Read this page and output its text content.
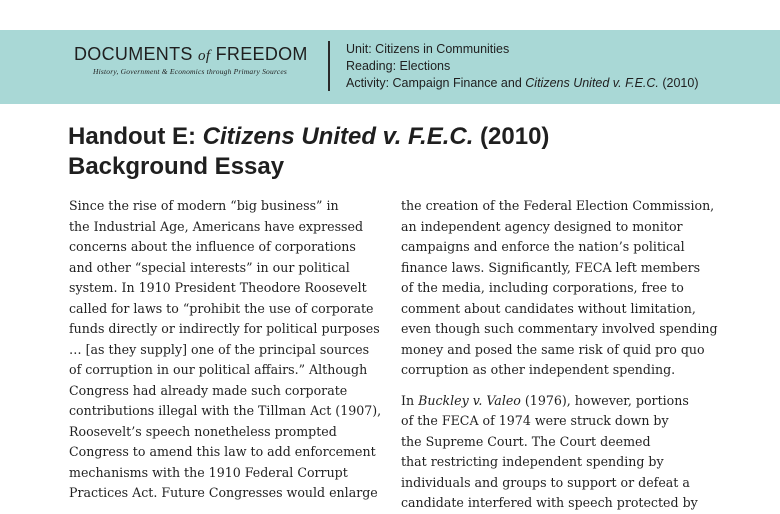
DOCUMENTS of FREEDOM
History, Government & Economics through Primary Sources
Unit: Citizens in Communities
Reading: Elections
Activity: Campaign Finance and Citizens United v. F.E.C. (2010)
Handout E: Citizens United v. F.E.C. (2010)
Background Essay
Since the rise of modern “big business” in
the Industrial Age, Americans have expressed
concerns about the influence of corporations
and other “special interests” in our political
system. In 1910 President Theodore Roosevelt
called for laws to “prohibit the use of corporate
funds directly or indirectly for political purposes
… [as they supply] one of the principal sources
of corruption in our political affairs.” Although
Congress had already made such corporate
contributions illegal with the Tillman Act (1907),
Roosevelt’s speech nonetheless prompted
Congress to amend this law to add enforcement
mechanisms with the 1910 Federal Corrupt
Practices Act. Future Congresses would enlarge
the creation of the Federal Election Commission,
an independent agency designed to monitor
campaigns and enforce the nation’s political
finance laws. Significantly, FECA left members
of the media, including corporations, free to
comment about candidates without limitation,
even though such commentary involved spending
money and posed the same risk of quid pro quo
corruption as other independent spending.
In Buckley v. Valeo (1976), however, portions
of the FECA of 1974 were struck down by
the Supreme Court. The Court deemed
that restricting independent spending by
individuals and groups to support or defeat a
candidate interfered with speech protected by
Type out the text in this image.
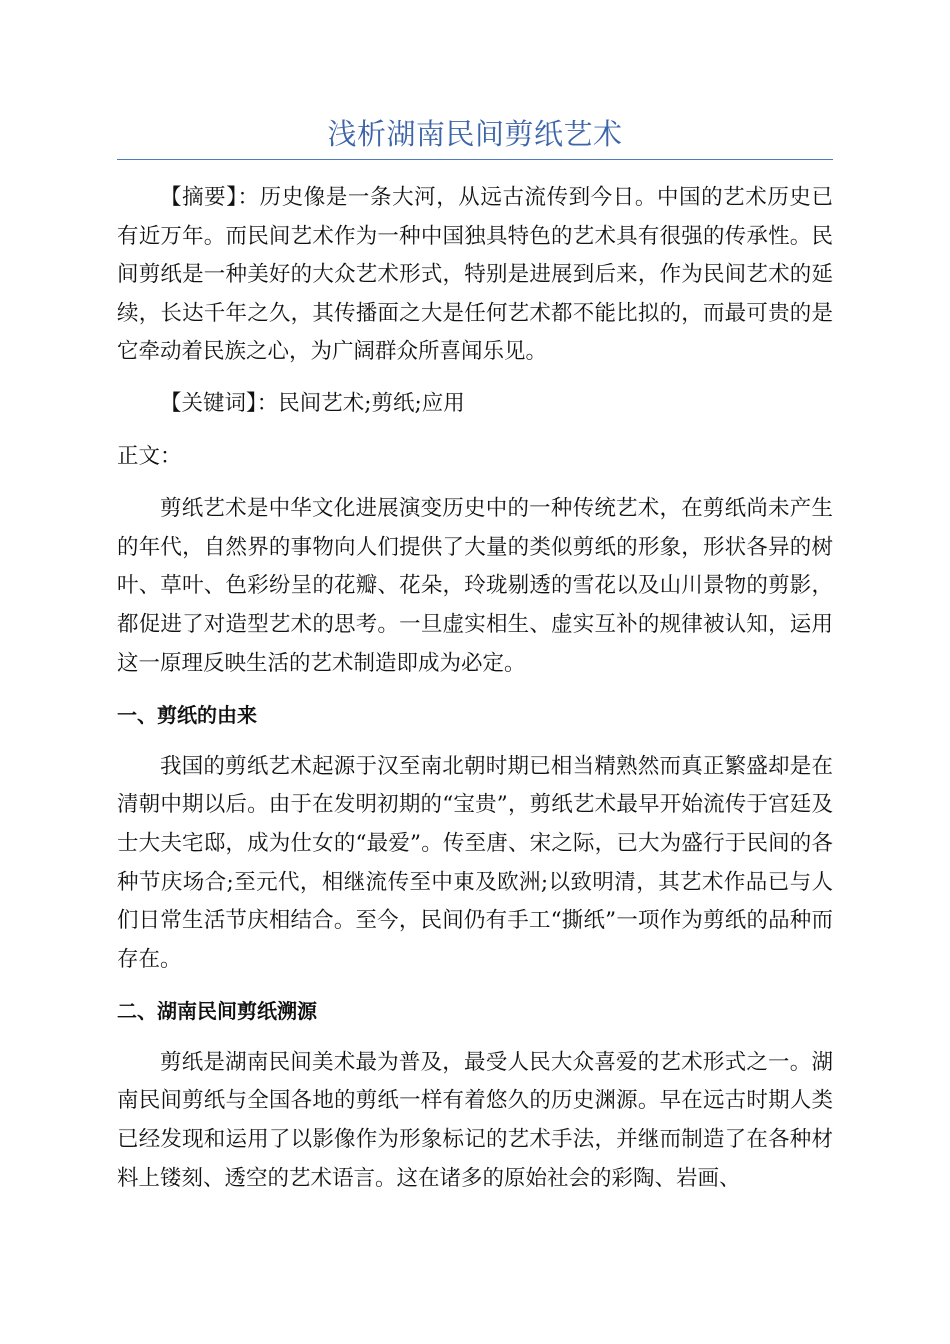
浅析湖南民间剪纸艺术

【摘要】：历史像是一条大河，从远古流传到今日。中国的艺术历史已有近万年。而民间艺术作为一种中国独具特色的艺术具有很强的传承性。民间剪纸是一种美好的大众艺术形式，特别是进展到后来，作为民间艺术的延续，长达千年之久，其传播面之大是任何艺术都不能比拟的，而最可贵的是它牵动着民族之心，为广阔群众所喜闻乐见。

【关键词】：民间艺术;剪纸;应用

正文：

剪纸艺术是中华文化进展演变历史中的一种传统艺术，在剪纸尚未产生的年代，自然界的事物向人们提供了大量的类似剪纸的形象，形状各异的树叶、草叶、色彩纷呈的花瓣、花朵，玲珑剔透的雪花以及山川景物的剪影，都促进了对造型艺术的思考。一旦虚实相生、虚实互补的规律被认知，运用这一原理反映生活的艺术制造即成为必定。

一、剪纸的由来

我国的剪纸艺术起源于汉至南北朝时期已相当精熟然而真正繁盛却是在清朝中期以后。由于在发明初期的“宝贵”，剪纸艺术最早开始流传于宫廷及士大夫宅邸，成为仕女的“最爱”。传至唐、宋之际，已大为盛行于民间的各种节庆场合;至元代，相继流传至中東及欧洲;以致明清，其艺术作品已与人们日常生活节庆相结合。至今，民间仍有手工“撕纸”一项作为剪纸的品种而存在。

二、湖南民间剪纸溯源

剪纸是湖南民间美术最为普及，最受人民大众喜爱的艺术形式之一。湖南民间剪纸与全国各地的剪纸一样有着悠久的历史渊源。早在远古时期人类已经发现和运用了以影像作为形象标记的艺术手法，并继而制造了在各种材料上镂刻、透空的艺术语言。这在诸多的原始社会的彩陶、岩画、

★ ★ ★ ★ ★

• [Task goal]
Which lines contain the word "spending"? Copy each one.

• [Output for this task]
even though such commentary involved spending
corruption as other independent spending.
that restricting independent spending by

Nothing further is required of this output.